DATA SUPPLIED:
########
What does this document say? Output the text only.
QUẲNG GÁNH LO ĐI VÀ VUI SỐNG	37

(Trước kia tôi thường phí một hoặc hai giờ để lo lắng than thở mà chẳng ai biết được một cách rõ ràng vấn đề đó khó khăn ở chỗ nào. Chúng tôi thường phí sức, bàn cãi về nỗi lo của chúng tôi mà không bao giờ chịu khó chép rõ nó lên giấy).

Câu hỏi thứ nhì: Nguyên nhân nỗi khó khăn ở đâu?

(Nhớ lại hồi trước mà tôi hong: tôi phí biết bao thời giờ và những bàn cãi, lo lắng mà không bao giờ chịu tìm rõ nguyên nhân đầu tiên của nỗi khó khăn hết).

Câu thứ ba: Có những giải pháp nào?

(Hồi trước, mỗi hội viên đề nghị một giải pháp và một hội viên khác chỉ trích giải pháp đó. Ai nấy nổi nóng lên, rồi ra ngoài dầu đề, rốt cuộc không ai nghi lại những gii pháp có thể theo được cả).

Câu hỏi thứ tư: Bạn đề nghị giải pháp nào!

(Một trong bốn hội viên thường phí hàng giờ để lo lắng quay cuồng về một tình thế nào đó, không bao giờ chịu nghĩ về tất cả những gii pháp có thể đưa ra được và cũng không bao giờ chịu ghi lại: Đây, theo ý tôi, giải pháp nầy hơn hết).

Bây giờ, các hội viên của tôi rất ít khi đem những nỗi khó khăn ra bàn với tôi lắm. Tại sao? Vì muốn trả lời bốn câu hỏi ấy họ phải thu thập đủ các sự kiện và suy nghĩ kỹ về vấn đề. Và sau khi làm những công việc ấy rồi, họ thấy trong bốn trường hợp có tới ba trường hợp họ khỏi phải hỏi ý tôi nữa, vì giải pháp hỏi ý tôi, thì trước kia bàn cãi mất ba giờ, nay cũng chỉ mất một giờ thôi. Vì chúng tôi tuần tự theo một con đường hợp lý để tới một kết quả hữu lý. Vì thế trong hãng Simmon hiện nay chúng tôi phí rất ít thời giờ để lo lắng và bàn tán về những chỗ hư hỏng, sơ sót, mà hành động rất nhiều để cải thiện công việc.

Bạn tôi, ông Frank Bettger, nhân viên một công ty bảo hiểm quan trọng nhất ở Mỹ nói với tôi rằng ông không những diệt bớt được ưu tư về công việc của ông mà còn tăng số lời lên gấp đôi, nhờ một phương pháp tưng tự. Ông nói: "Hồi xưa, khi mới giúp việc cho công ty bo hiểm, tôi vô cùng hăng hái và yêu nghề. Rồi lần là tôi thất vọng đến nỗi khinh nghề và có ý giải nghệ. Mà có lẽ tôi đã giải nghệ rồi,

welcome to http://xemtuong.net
########
TASK:
Pick out each line in the material containing "việc".

COMPLETED TASK:
Bây giờ, các hội viên của tôi rất ít khi đem những nỗi khó khăn ra bàn với tôi lắm. Tại sao? Vì muốn trả lời bốn câu hỏi ấy họ phải thu thập đủ các sự kiện và suy nghĩ kỹ về vấn đề. Và sau khi làm những công việc ấy rồi, họ thấy trong bốn trường hợp có tới ba trường hợp họ khỏi phải hỏi ý tôi nữa, vì giải pháp hỏi ý tôi, thì trước kia bàn cãi mất ba giờ, nay cũng chỉ mất một giờ thôi. Vì chúng tôi tuần tự theo một con đường hợp lý để tới một kết quả hữu lý. Vì thế trong hãng Simmon hiện nay chúng tôi phí rất ít thời giờ để lo lắng và bàn tán về những chỗ hư hỏng, sơ sót, mà hành động rất nhiều để cải thiện công việc.
Bạn tôi, ông Frank Bettger, nhân viên một công ty bảo hiểm quan trọng nhất ở Mỹ nói với tôi rằng ông không những diệt bớt được ưu tư về công việc của ông mà còn tăng số lời lên gấp đôi, nhờ một phương pháp tưng tự. Ông nói: "Hồi xưa, khi mới giúp việc cho công ty bo hiểm, tôi vô cùng hăng hái và yêu nghề. Rồi lần là tôi thất vọng đến nỗi khinh nghề và có ý giải nghệ. Mà có lẽ tôi đã giải nghệ rồi,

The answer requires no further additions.